[Raw records]
==============================

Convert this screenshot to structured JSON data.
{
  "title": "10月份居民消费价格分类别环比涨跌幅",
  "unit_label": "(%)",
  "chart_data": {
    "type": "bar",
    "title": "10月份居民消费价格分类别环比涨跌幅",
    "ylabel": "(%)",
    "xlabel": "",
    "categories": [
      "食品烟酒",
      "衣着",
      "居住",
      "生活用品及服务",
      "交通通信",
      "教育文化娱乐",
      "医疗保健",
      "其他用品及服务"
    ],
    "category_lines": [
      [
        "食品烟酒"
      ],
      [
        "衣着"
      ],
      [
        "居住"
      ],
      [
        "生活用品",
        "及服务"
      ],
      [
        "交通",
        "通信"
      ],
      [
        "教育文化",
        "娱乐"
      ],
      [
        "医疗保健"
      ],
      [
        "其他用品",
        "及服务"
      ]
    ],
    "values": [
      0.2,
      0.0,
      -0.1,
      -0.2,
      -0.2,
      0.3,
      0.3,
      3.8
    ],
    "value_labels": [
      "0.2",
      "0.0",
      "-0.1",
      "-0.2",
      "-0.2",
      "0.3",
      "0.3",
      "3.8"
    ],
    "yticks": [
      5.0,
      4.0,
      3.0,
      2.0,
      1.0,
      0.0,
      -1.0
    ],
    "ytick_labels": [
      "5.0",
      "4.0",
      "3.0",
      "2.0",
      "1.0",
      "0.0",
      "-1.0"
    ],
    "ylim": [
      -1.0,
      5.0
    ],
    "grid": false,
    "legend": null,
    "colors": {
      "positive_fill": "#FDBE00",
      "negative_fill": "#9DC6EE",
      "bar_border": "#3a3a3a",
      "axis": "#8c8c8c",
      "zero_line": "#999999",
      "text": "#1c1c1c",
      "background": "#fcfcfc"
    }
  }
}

==============================

Here, the records must be output exactly and in full.

Convert this screenshot to structured JSON data.
{
  "title": "10月份居民消费价格分类别环比涨跌幅",
  "unit_label": "(%)",
  "chart_data": {
    "type": "bar",
    "title": "10月份居民消费价格分类别环比涨跌幅",
    "ylabel": "(%)",
    "xlabel": "",
    "categories": [
      "食品烟酒",
      "衣着",
      "居住",
      "生活用品及服务",
      "交通通信",
      "教育文化娱乐",
      "医疗保健",
      "其他用品及服务"
    ],
    "category_lines": [
      [
        "食品烟酒"
      ],
      [
        "衣着"
      ],
      [
        "居住"
      ],
      [
        "生活用品",
        "及服务"
      ],
      [
        "交通",
        "通信"
      ],
      [
        "教育文化",
        "娱乐"
      ],
      [
        "医疗保健"
      ],
      [
        "其他用品",
        "及服务"
      ]
    ],
    "values": [
      0.2,
      0.0,
      -0.1,
      -0.2,
      -0.2,
      0.3,
      0.3,
      3.8
    ],
    "value_labels": [
      "0.2",
      "0.0",
      "-0.1",
      "-0.2",
      "-0.2",
      "0.3",
      "0.3",
      "3.8"
    ],
    "yticks": [
      5.0,
      4.0,
      3.0,
      2.0,
      1.0,
      0.0,
      -1.0
    ],
    "ytick_labels": [
      "5.0",
      "4.0",
      "3.0",
      "2.0",
      "1.0",
      "0.0",
      "-1.0"
    ],
    "ylim": [
      -1.0,
      5.0
    ],
    "grid": false,
    "legend": null,
    "colors": {
      "positive_fill": "#FDBE00",
      "negative_fill": "#9DC6EE",
      "bar_border": "#3a3a3a",
      "axis": "#8c8c8c",
      "zero_line": "#999999",
      "text": "#1c1c1c",
      "background": "#fcfcfc"
    }
  }
}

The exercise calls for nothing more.